- Written task: The entries below should be output exactly as written.

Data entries
----------

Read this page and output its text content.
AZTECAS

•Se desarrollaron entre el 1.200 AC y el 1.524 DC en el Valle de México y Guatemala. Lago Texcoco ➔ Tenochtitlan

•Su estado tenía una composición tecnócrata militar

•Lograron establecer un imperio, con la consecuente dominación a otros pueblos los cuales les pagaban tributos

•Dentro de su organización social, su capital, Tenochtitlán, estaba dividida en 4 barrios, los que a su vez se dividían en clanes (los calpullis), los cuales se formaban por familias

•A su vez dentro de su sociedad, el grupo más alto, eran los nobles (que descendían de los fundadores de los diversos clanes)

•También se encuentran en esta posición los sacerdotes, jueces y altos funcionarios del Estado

----------

- Exercise solution:
Read this page and output its text content.
AZTECAS

•Se desarrollaron entre el 1.200 AC y el 1.524 DC en el Valle de México y Guatemala. Lago Texcoco ➔ Tenochtitlan

•Su estado tenía una composición tecnócrata militar

•Lograron establecer un imperio, con la consecuente dominación a otros pueblos los cuales les pagaban tributos

•Dentro de su organización social, su capital, Tenochtitlán, estaba dividida en 4 barrios, los que a su vez se dividían en clanes (los calpullis), los cuales se formaban por familias

•A su vez dentro de su sociedad, el grupo más alto, eran los nobles (que descendían de los fundadores de los diversos clanes)

•También se encuentran en esta posición los sacerdotes, jueces y altos funcionarios del Estado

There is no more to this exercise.